What needs to be done: Extract every line from the records below that contains the word "плата".

(Stored records)
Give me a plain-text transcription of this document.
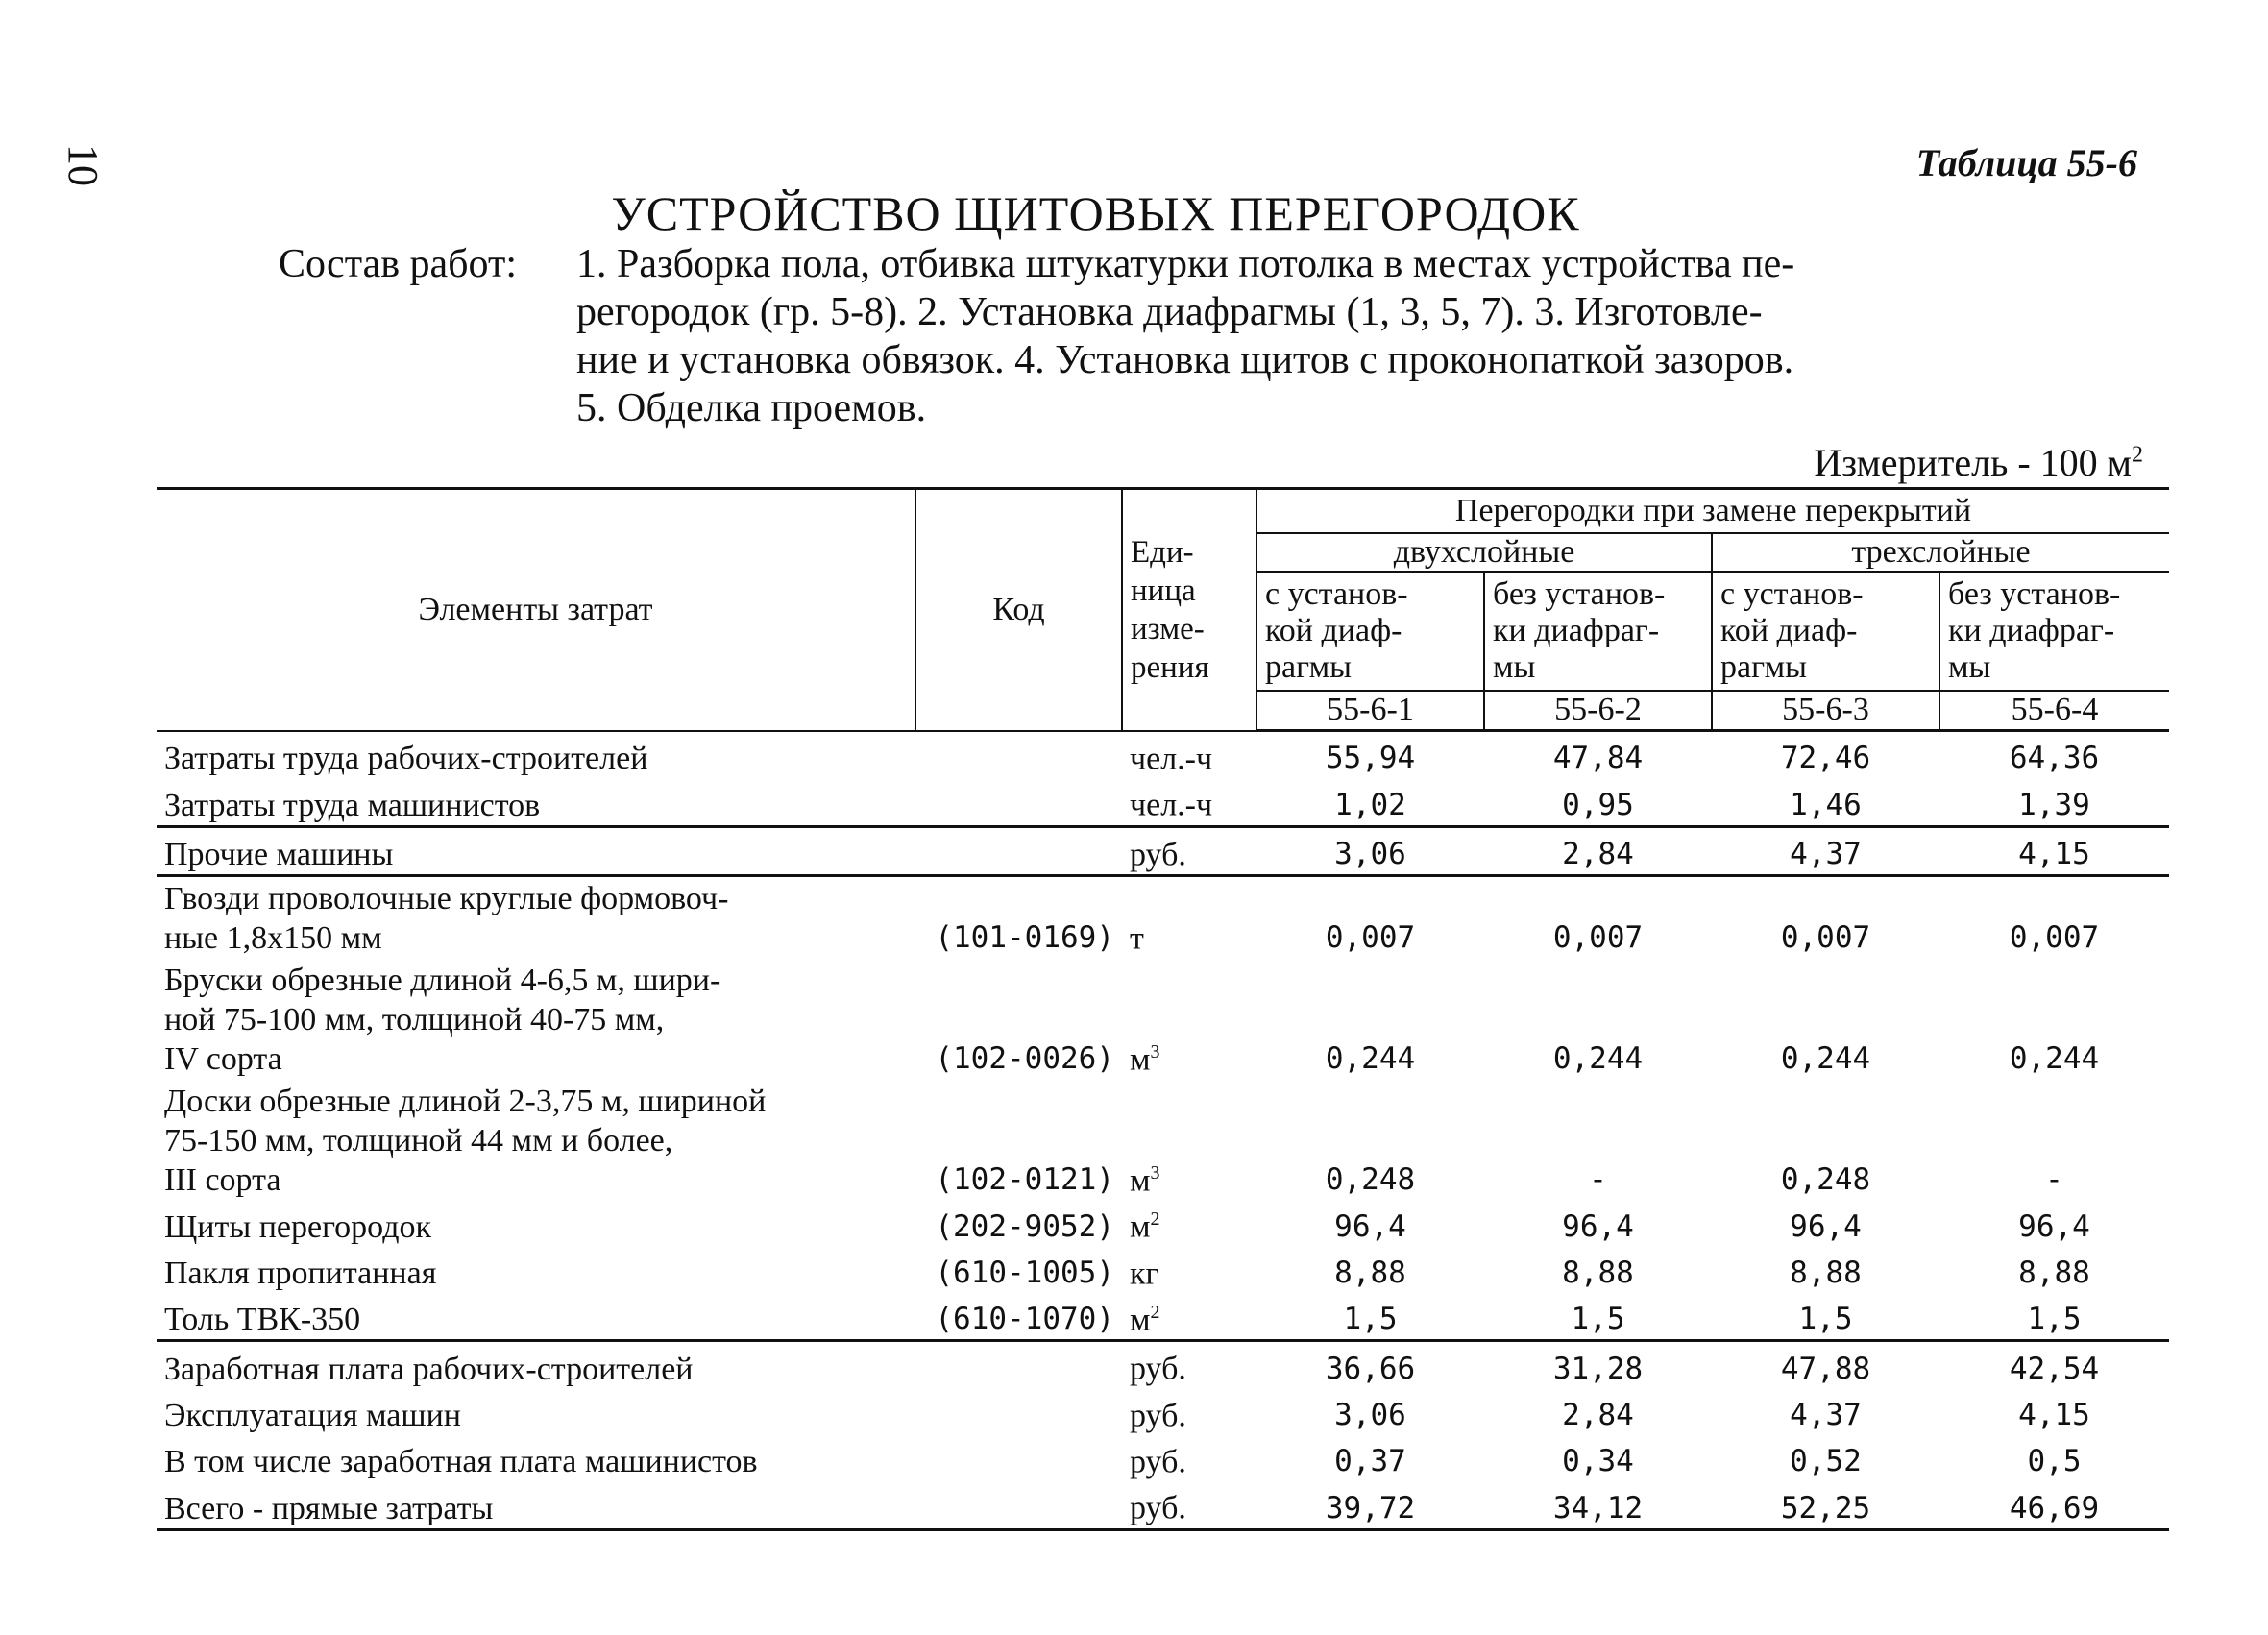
10	Таблица 55-6
УСТРОЙСТВО ЩИТОВЫХ ПЕРЕГОРОДОК
Состав работ: 1. Разборка пола, отбивка штукатурки потолка в местах устройства пе-
регородок (гр. 5-8). 2. Установка диафрагмы (1, 3, 5, 7). 3. Изготовле-
ние и установка обвязок. 4. Установка щитов с проконопаткой зазоров.
5. Обделка проемов.
Измеритель - 100 $м^2$
Элементы затрат	Код	Еди-
ница
изме-
рения	Перегородки при замене перекрытий			
			двухслойные		трехслойные	
			с установ-
кой диаф-
рагмы	без установ-
ки диафраг-
мы	с установ-
кой диаф-
рагмы	без установ-
ки диафраг-
мы
			55-6-1	55-6-2	55-6-3	55-6-4

Затраты труда рабочих-строителей		чел.-ч	55,94	47,84	72,46	64,36
Затраты труда машинистов		чел.-ч	1,02	0,95	1,46	1,39
Прочие машины		руб.	3,06	2,84	4,37	4,15
Гвозди проволочные круглые формовоч-
ные 1,8х150 мм	(101-0169)	т	0,007	0,007	0,007	0,007
Бруски обрезные длиной 4-6,5 м, шири-
ной 75-100 мм, толщиной 40-75 мм,
IV сорта	(102-0026)	$м^3$	0,244	0,244	0,244	0,244
Доски обрезные длиной 2-3,75 м, шириной
75-150 мм, толщиной 44 мм и более,
III сорта	(102-0121)	$м^3$	0,248	-	0,248	-
Щиты перегородок	(202-9052)	$м^2$	96,4	96,4	96,4	96,4
Пакля пропитанная	(610-1005)	кг	8,88	8,88	8,88	8,88
Толь ТВК-350	(610-1070)	$м^2$	1,5	1,5	1,5	1,5
Заработная плата рабочих-строителей		руб.	36,66	31,28	47,88	42,54
Эксплуатация машин		руб.	3,06	2,84	4,37	4,15
В том числе заработная плата машинистов		руб.	0,37	0,34	0,52	0,5
Всего - прямые затраты		руб.	39,72	34,12	52,25	46,69
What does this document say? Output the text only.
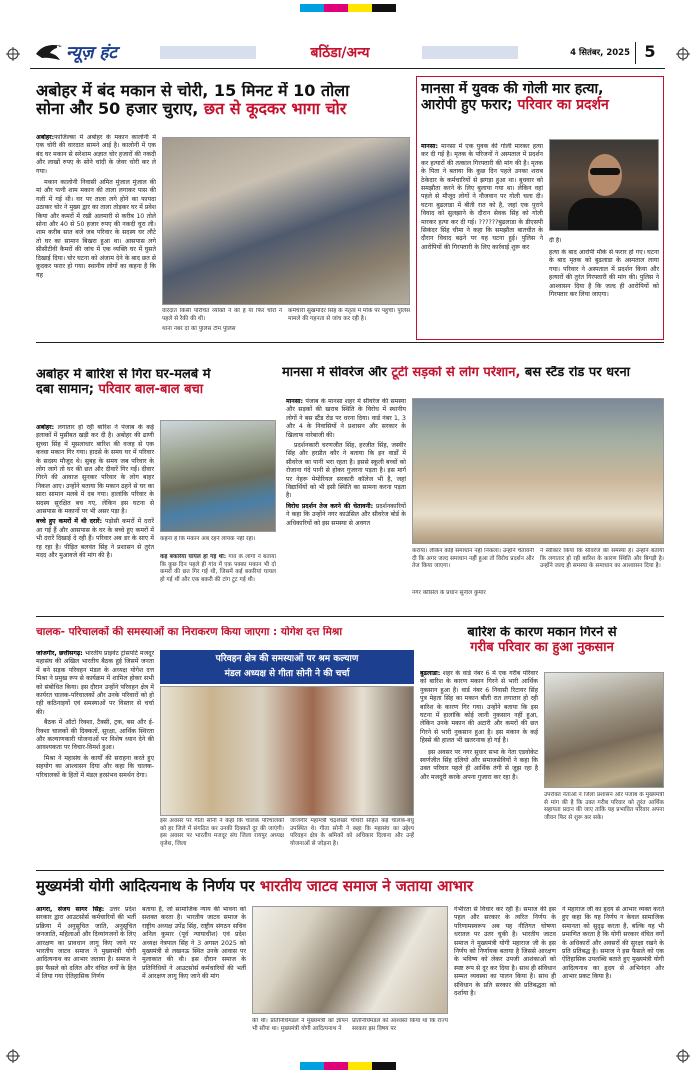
न्यूज़ हंट	बठिंडा/अन्य	4 सितंबर, 2025 5
अबोहर में बंद मकान से चोरी, 15 मिनट में 10 तोला
सोना और 50 हजार चुराए, छत से कूदकर भागा चोर

अबोहर:फाजिल्का में अबोहर के मकान कालोनी में एक चोरी की वारदात सामने आई है। कालोनी में एक बंद घर मकान से सरेशाम अज्ञात चोर हजारों की नकदी और लाखों रुपए के सोने चांदी के जेवर चोरी कर ले गया।

मकान कालोनी निवासी अमित मुंजाल मुंजाल की मां और पत्नी शाम मकान की ताला लगाकर पास की गली में गई थी। घर पर ताला लगे होने का फायदा उठाकर चोर ने मुख्य द्वार का ताला तोड़कर घर में प्रवेश किया और कमरों में रखी अलमारी से करीब 10 तोले सोना और 40 से 50 हजार रुपए की नकदी चुरा ली। शाम करीब सात बजे जब परिवार के सदस्य घर लौटे तो घर का सामान बिखरा हुआ था। आसपास लगे सीसीटीवी कैमरों की जांच में एक व्यक्ति घर में घुसते दिखाई दिया। चोर घटना को अंजाम देने के बाद छत से कूदकर फरार हो गया। स्थानीय लोगों का कहना है कि यह

वारदात किसी परिचित व्यक्ति ने की है या फिर चोरों ने पहले से रैकी की थी।
थाना नंबर दो की पुलिस टीम पुलिस
कर्मचारी सुखमंदिर सिंह के नेतृत्व में मौके पर पहुंची। पुलिस मामले की गहनता से जांच कर रही है।
मानसा में युवक की गोली मार हत्या,
आरोपी हुए फरार; परिवार का प्रदर्शन

मानसा: मानसा में एक युवक की गोली मारकर हत्या कर दी गई है। मृतक के परिजनों ने अस्पताल में प्रदर्शन कर हत्यारों की तत्काल गिरफ्तारी की मांग की है। मृतक के पिता ने बताया कि कुछ दिन पहले उनका शराब ठेकेदार के कर्मचारियों से झगड़ा हुआ था। बुधवार को समझौता करने के लिए बुलाया गया था। लेकिन वहां पहले से मौजूद लोगों ने नौजवान पर गोली चला दी। घटना बुढलाडा में बीती रात को है, जहां एक पुराने विवाद को सुलझाने के दौरान सेवक सिंह को गोली मारकर हत्या कर दी गई। ??????बुढलाडा के डीएसपी सिकंदर सिंह चीमा ने कहा कि समझौता बातचीत के दौरान विवाद बढ़ने पर यह घटना हुई। पुलिस ने आरोपियों की गिरफ्तारी के लिए कार्रवाई शुरू कर

दी है।
हत्या के बाद आरोपी मौके से फरार हो गए। घटना के बाद मृतक को बुढलाडा के अस्पताल लाया गया। परिवार ने अस्पताल में प्रदर्शन किया और हत्यारों की तुरंत गिरफ्तारी की मांग की। पुलिस ने आश्वासन दिया है कि जल्द ही आरोपियों को गिरफ्तार कर लिया जाएगा।
अबोहर में बारिश से गिरा घर-मलबे में
दबा सामान; परिवार बाल-बाल बचा

अबोहर: लगातार हो रही बारिश ने पंजाब के कई इलाकों में मुसीबत खड़ी कर दी है। अबोहर की ढाणी सुच्चा सिंह में मूसलाधार बारिश की वजह से एक कच्चा मकान गिर गया। हादसे के समय घर में परिवार के सदस्य मौजूद थे। सुबह के समय जब परिवार के लोग जागे तो घर की छत और दीवारें गिर गईं। दीवार गिरने की आवाज सुनकर परिवार के लोग बाहर निकल आए। उन्होंने बताया कि मकान ढहने से घर का सारा सामान मलबे में दब गया। हालांकि परिवार के सदस्य सुरक्षित बच गए, लेकिन इस घटना से आसपास के मकानों पर भी असर पड़ा है।

बच्चे हुए कमरों में थी दरारें: पड़ोसी कमरों में दरारें आ गई हैं और आसपास के घर के बच्चे हुए कमरों में भी दरारें दिखाई दे रही हैं। परिवार अब डर के साए में रह रहा है। पीड़ित बलवंत सिंह ने प्रशासन से तुरंत मदद और मुआवजे की मांग की है।

कहना है कि मकान अब रहने लायक नहीं रहा।
कई बकरियां घायल हो गई थीं: गांव के लोगों ने बताया कि कुछ दिन पहले ही गांव में एक पक्का मकान भी दो कमरों की छत गिर गई थी, जिसमें कई बकरियां घायल हो गई थीं और एक बकरी की टांग टूट गई थी।
मानसा में सीवरेज और टूटी सड़कों से लोग परेशान, बस स्टैंड रोड पर धरना

मानसा: पंजाब के मानसा शहर में सीवरेज की समस्या और सड़कों की खराब स्थिति के विरोध में स्थानीय लोगों ने बस स्टैंड रोड पर धरना दिया। वार्ड नंबर 1, 3 और 4 के निवासियों ने प्रशासन और सरकार के खिलाफ नारेबाजी की।

प्रदर्शनकारी चरणजीत सिंह, हरजीत सिंह, जस्वीर सिंह और हरप्रीत कौर ने बताया कि इन वार्डों में सीवरेज का पानी भरा रहता है। इससे स्कूली बच्चों को रोजाना गंदे पानी से होकर गुजरना पड़ता है। इस मार्ग पर नेहरू मेमोरियल सरकारी कॉलेज भी है, जहां विद्यार्थियों को भी इसी स्थिति का सामना करना पड़ता है।

विरोध प्रदर्शन तेज करने की चेतावनी: प्रदर्शनकारियों ने कहा कि उन्होंने नगर काउंसिल और सीवरेज बोर्ड के अधिकारियों को इस समस्या से अवगत

कराया। लेकिन कोई समाधान नहीं निकला। उन्होंने चेतावनी दी कि अगर जल्द समाधान नहीं हुआ तो विरोध प्रदर्शन और तेज किया जाएगा।
नगर कौंसिल के प्रधान सुनील कुमार
ने स्वीकार किया कि सीवरेज की समस्या है। उन्होंने बताया कि लगातार हो रही बारिश के कारण स्थिति और बिगड़ी है। उन्होंने जल्द ही समस्या के समाधान का आश्वासन दिया है।
चालक- परिचालकों की समस्याओं का निराकरण किया जाएगा : योगेश दत्त मिश्रा

जांजगीर, छत्तीसगढ़: भारतीय प्राइवेट ट्रांसपोर्ट मजदूर महासंघ की अखिल भारतीय बैठक हुई जिसमें जनता में बने सड़क परिवहन मंडल के अध्यक्ष योगेश दत्त मिश्रा ने प्रमुख रूप से कार्यक्रम में शामिल होकर सभी को संबोधित किया। इस दौरान उन्होंने परिवहन क्षेत्र में कार्यरत चालक-परिचालकों और उनके परिवारों को हो रही कठिनाइयों एवं समस्याओं पर विस्तार से चर्चा की।

बैठक में ऑटो रिक्शा, टैक्सी, ट्रक, बस और ई-रिक्शा चालकों की दिक्कतों, सुरक्षा, आर्थिक स्थिरता और कल्याणकारी योजनाओं पर विशेष ध्यान देने की आवश्यकता पर विचार-विमर्श हुआ।

मिश्रा ने महासंघ के कार्यों की सराहना करते हुए सहयोग का आश्वासन दिया और कहा कि चालक-परिचालकों के हितों में मंडल हरसंभव समर्थन देगा।

परिवहन क्षेत्र की समस्याओं पर श्रम कल्याण
मंडल अध्यक्ष से गीता सोनी ने की चर्चा
इस अवसर पर गीता सोनी ने कहा कि चालक परिचालकों को हर जिले में संगठित कर उनकी दिक्कतें दूर की जाएंगी। इस अवसर पर भारतीय मजदूर संघ जिला रायपुर अध्यक्ष वृजेश, जिला
जांजगीर महामंत्री चंद्रशेखर चौधरी सहित कई चालक-बंधु उपस्थित थे। गीता सोनी ने कहा कि महासंघ का उद्देश्य परिवहन क्षेत्र के श्रमिकों को अधिकार दिलाना और उन्हें योजनाओं से जोड़ना है।
बारिश के कारण मकान गिरने से
गरीब परिवार का हुआ नुकसान

बुढलाडा: शहर के वार्ड नंबर 6 में एक गरीब परिवार को बारिश के कारण मकान गिरने से भारी आर्थिक नुकसान हुआ है। वार्ड नंबर 6 निवासी रिटायर सिंह पुत्र मेहता सिंह का मकान बीती रात लगातार हो रही बारिश के कारण गिर गया। उन्होंने बताया कि इस घटना में हालांकि कोई जानी नुकसान नहीं हुआ, लेकिन उनके मकान की अटारी और कमरों की छत गिरने से भारी नुकसान हुआ है। इस मकान के कई हिस्से की हालत भी खतरनाक हो गई है।

इस अवसर पर नगर सुधार सभा के नेता एडवोकेट स्वर्णजीत सिंह दलियो और समाजसेवियों ने कहा कि उक्त परिवार पहले ही आर्थिक तंगी से जूझ रहा है और मजदूरी करके अपना गुजारा कर रहा है।

उपरोक्त नेताओं ने जिला प्रशासन और पंजाब के मुख्यमंत्री से मांग की है कि उक्त गरीब परिवार को तुरंत आर्थिक सहायता प्रदान की जाए ताकि यह प्रभावित परिवार अपना जीवन फिर से शुरू कर सके।
मुख्यमंत्री योगी आदित्यनाथ के निर्णय पर भारतीय जाटव समाज ने जताया आभार

आगरा, संजय सागर सिंह: उत्तर प्रदेश सरकार द्वारा आउटसोर्स कर्मचारियों की भर्ती प्रक्रिया में अनुसूचित जाति, अनुसूचित जनजाति, महिलाओं और दिव्यांगजनों के लिए आरक्षण का प्रावधान लागू किए जाने पर भारतीय जाटव समाज ने मुख्यमंत्री योगी आदित्यनाथ का आभार जताया है। समाज ने इस फैसले को दलित और वंचित वर्गों के हित में लिया गया ऐतिहासिक निर्णय

बताया है, जो सामाजिक न्याय की भावना को सशक्त करता है। भारतीय जाटव समाज के राष्ट्रीय अध्यक्ष उपेंद्र सिंह, राष्ट्रीय संगठन सचिव अनिल कुमार (पूर्व न्यायाधीश) एवं प्रदेश अध्यक्ष नेत्रपाल सिंह ने 3 अगस्त 2025 को मुख्यमंत्री से लखनऊ स्थित उनके आवास पर मुलाकात की थी। इस दौरान समाज के प्रतिनिधियों ने आउटसोर्स कर्मचारियों की भर्ती में आरक्षण लागू किए जाने की मांग
की थी। प्रतिनिधिमंडल ने मुख्यमंत्री को ज्ञापन भी सौंपा था। मुख्यमंत्री योगी आदित्यनाथ ने
प्रतिनिधिमंडल को आश्वस्त किया था कि राज्य सरकार इस विषय पर
गंभीरता से विचार कर रही है। समाज की इस पहल और सरकार के त्वरित निर्णय के परिणामस्वरूप अब यह नीतिगत घोषणा धरातल पर उतर चुकी है। भारतीय जाटव समाज ने मुख्यमंत्री योगी महाराज जी के इस निर्णय को निर्णायक बताया है जिससे आरक्षण के भविष्य को लेकर उपजी आशंकाओं को स्पष्ट रूप से दूर कर दिया है। साथ ही संविधान सम्मत व्यवस्था का पालन किया है। साथ ही संविधान के प्रति सरकार की प्रतिबद्धता को दर्शाया है।
ने महाराज जी का हृदय से आभार व्यक्त करते हुए कहा कि यह निर्णय न केवल सामाजिक समानता को सुदृढ़ करता है, बल्कि यह भी प्रमाणित करता है कि योगी सरकार वंचित वर्गों के अधिकारों और अवसरों की सुरक्षा रखने के प्रति प्रतिबद्ध है। समाज ने इस फैसले को एक ऐतिहासिक उपलब्धि बताते हुए मुख्यमंत्री योगी आदित्यनाथ का हृदय से अभिनंदन और आभार प्रकट किया है।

Result for this exercise:
Заработная плата рабочих-строителей		руб.	36,66	31,28	47,88	42,54
В том числе заработная плата машинистов		руб.	0,37	0,34	0,52	0,5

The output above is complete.